Count every line below in which "Ciqen" occurs, then give only the count.

[Dataset records]
----
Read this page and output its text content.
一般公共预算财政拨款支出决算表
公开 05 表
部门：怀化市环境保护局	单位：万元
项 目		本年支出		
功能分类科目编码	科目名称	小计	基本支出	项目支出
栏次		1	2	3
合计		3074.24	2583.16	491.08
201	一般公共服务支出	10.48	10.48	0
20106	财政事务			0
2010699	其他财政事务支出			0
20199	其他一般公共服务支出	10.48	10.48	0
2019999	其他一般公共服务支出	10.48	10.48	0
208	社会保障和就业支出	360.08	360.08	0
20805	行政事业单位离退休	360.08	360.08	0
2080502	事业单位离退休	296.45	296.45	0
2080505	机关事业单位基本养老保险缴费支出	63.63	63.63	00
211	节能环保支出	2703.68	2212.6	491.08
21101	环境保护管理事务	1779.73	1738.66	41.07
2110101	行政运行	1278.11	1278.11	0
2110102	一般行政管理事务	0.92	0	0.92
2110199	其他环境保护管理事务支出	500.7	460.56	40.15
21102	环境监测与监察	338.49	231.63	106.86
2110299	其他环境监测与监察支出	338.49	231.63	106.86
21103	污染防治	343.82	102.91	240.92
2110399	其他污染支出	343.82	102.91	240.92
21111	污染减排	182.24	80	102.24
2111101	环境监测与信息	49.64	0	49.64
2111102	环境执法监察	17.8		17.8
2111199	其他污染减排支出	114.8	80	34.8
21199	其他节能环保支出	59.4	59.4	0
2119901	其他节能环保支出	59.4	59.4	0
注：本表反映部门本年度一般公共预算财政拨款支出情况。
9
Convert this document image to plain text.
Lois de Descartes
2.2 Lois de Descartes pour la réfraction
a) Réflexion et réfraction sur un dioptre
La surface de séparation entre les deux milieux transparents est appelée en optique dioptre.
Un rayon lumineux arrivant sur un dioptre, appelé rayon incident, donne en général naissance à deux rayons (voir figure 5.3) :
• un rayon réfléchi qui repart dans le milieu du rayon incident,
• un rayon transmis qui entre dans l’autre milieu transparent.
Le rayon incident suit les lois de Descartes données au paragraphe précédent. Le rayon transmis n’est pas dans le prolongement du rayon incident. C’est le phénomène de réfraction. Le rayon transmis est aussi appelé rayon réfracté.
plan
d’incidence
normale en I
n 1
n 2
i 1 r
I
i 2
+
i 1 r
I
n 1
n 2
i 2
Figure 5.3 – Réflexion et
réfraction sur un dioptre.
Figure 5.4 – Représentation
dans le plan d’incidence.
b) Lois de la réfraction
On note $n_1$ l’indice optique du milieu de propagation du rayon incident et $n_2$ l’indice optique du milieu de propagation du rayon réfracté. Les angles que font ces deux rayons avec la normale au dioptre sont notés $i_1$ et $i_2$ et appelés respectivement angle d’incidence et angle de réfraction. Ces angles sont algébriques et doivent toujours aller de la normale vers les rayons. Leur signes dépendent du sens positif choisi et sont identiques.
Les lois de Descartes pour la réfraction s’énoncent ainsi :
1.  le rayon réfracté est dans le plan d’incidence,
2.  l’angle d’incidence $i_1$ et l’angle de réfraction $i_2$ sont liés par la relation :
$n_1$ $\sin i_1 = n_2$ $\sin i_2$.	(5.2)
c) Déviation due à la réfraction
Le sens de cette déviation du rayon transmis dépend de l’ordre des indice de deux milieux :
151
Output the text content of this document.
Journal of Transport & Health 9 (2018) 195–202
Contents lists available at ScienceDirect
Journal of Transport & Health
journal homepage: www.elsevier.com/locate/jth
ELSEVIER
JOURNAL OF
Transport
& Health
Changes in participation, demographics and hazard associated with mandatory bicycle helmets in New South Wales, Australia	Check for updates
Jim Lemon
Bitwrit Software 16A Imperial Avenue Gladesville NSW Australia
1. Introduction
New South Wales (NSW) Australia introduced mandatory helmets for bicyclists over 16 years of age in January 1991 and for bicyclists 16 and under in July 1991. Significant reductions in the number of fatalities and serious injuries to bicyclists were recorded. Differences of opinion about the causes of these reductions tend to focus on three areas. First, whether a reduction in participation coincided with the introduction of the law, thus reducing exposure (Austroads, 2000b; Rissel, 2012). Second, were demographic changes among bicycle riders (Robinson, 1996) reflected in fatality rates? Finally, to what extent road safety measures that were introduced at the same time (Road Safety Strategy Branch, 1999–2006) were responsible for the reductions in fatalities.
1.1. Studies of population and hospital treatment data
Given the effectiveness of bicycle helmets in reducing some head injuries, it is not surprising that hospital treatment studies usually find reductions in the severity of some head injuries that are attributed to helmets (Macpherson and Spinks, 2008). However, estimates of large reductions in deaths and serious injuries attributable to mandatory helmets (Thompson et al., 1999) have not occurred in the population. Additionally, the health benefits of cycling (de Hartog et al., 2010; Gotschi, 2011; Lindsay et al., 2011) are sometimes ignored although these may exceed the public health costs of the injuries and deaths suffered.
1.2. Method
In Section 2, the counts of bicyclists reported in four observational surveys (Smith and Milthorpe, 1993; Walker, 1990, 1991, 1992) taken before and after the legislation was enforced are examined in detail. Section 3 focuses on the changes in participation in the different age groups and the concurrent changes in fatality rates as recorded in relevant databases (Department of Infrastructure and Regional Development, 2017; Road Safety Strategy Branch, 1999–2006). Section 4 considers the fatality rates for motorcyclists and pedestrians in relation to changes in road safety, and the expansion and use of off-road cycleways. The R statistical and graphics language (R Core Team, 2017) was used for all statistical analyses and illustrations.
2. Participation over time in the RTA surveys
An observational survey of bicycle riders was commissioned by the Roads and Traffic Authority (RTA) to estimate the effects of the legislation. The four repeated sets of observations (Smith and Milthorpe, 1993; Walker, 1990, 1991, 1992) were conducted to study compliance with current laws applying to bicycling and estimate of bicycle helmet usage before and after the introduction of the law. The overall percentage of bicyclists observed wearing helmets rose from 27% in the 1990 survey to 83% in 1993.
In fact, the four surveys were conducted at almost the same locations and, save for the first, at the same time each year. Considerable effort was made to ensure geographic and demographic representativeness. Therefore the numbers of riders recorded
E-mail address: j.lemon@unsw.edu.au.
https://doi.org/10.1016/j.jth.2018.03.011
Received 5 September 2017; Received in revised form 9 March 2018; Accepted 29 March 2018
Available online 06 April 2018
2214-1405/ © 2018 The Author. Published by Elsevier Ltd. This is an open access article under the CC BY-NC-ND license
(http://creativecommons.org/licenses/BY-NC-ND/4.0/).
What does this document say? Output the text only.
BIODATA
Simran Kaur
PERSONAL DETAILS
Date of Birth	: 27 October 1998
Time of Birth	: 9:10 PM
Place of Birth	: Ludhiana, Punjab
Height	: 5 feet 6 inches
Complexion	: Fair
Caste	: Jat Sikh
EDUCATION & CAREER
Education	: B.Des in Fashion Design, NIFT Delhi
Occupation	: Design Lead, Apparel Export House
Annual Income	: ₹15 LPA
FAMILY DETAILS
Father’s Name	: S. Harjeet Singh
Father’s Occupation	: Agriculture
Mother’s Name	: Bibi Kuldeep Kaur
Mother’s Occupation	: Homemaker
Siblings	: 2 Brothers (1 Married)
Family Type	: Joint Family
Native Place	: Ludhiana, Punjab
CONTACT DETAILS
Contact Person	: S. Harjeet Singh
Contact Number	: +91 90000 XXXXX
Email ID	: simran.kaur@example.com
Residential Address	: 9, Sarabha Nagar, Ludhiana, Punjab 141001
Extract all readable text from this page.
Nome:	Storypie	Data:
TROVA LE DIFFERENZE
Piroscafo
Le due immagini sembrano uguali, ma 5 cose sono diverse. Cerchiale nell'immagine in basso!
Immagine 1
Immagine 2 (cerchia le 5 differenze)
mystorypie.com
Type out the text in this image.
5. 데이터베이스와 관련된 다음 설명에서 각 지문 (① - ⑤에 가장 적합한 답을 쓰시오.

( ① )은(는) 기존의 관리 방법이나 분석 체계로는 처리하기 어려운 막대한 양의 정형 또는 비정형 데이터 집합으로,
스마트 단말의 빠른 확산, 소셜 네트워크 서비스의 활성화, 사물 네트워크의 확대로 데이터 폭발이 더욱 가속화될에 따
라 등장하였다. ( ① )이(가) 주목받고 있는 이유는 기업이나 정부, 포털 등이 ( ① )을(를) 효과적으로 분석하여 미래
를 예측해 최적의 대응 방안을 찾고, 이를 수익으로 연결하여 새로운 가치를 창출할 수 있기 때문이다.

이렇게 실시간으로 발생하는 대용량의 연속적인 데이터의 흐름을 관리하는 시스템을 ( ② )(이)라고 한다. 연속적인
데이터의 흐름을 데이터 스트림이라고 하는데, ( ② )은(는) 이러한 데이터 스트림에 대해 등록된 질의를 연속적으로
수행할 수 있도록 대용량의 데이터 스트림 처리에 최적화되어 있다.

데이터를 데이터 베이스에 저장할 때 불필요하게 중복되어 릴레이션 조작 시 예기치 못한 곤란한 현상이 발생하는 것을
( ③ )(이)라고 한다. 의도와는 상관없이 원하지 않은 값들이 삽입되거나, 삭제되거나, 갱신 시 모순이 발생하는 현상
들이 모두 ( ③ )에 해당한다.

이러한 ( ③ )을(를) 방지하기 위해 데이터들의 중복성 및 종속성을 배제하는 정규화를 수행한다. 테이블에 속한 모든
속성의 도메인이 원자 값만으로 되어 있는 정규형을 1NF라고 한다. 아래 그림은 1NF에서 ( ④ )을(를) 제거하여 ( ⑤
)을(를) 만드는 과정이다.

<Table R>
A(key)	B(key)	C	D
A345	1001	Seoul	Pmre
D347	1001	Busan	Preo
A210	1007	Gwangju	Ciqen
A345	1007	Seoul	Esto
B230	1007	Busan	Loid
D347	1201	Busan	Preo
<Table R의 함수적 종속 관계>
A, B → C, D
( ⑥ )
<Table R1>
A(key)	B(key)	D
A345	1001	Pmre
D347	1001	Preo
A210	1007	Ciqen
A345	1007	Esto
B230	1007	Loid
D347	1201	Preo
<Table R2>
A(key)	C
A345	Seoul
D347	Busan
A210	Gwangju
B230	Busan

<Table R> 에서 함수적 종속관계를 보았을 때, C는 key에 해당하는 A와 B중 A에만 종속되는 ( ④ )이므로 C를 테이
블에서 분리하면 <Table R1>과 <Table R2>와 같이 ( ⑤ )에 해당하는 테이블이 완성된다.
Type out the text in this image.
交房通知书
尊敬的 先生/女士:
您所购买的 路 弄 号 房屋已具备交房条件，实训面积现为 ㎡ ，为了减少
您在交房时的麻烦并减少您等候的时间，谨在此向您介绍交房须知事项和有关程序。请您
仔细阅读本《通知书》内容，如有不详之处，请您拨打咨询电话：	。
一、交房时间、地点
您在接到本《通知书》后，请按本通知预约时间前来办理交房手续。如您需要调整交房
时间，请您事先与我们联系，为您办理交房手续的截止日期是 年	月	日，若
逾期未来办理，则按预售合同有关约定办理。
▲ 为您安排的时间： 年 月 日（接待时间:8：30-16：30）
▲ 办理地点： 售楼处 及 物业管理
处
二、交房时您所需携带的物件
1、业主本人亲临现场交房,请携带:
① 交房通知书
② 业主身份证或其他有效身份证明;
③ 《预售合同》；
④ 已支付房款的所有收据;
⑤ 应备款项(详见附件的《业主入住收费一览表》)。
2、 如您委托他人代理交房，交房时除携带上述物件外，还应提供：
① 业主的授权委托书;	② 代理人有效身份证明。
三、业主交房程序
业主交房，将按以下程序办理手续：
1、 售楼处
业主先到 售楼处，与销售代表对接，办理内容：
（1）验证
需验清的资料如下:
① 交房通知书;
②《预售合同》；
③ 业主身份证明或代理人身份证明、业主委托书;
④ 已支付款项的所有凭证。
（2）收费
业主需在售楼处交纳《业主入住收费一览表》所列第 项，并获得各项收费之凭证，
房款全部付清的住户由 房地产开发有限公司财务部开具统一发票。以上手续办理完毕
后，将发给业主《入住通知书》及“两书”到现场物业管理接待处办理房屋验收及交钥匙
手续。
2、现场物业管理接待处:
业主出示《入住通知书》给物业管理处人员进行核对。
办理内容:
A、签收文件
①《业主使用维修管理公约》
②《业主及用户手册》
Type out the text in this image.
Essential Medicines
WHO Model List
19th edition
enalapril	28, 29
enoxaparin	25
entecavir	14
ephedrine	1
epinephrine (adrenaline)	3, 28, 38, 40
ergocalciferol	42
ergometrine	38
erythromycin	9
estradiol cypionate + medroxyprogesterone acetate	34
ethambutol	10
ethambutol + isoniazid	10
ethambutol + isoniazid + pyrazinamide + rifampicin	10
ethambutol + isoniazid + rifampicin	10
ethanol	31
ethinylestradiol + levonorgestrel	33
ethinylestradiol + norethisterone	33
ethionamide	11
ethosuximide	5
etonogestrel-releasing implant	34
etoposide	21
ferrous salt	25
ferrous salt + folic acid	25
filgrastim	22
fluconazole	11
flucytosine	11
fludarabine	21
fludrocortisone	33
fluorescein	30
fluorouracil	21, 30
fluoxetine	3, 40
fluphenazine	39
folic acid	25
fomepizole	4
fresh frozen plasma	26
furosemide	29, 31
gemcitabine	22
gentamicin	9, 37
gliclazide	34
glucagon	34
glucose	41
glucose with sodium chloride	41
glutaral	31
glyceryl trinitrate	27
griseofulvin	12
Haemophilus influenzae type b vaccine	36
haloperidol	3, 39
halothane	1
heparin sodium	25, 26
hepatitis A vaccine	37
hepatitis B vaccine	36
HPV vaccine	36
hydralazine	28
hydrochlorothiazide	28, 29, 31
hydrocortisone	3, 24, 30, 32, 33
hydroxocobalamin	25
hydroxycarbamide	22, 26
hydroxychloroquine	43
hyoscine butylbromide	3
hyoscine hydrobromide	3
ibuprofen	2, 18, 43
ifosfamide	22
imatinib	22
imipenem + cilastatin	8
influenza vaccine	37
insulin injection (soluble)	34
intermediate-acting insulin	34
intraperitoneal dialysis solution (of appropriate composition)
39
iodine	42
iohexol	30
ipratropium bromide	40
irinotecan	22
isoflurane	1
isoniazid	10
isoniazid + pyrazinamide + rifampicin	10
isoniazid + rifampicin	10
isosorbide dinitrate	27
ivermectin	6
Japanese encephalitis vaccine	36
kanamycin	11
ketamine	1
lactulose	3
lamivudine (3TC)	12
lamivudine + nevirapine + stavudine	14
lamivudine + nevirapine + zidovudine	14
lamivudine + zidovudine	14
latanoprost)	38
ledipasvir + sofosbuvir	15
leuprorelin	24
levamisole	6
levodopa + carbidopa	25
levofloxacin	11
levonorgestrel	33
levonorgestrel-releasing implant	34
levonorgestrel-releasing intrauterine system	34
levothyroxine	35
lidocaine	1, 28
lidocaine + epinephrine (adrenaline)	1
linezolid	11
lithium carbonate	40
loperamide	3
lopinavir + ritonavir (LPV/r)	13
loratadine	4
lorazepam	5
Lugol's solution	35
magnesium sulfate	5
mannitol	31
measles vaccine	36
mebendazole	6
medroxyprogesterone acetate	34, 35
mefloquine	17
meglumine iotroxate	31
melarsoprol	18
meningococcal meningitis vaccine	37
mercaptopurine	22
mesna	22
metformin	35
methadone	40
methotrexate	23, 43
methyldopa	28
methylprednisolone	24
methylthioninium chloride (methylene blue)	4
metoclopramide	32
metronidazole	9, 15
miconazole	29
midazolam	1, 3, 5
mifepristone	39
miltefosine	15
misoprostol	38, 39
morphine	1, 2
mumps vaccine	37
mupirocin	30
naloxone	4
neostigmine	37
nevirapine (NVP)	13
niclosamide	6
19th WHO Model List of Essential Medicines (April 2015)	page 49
----
Exercise answer:
2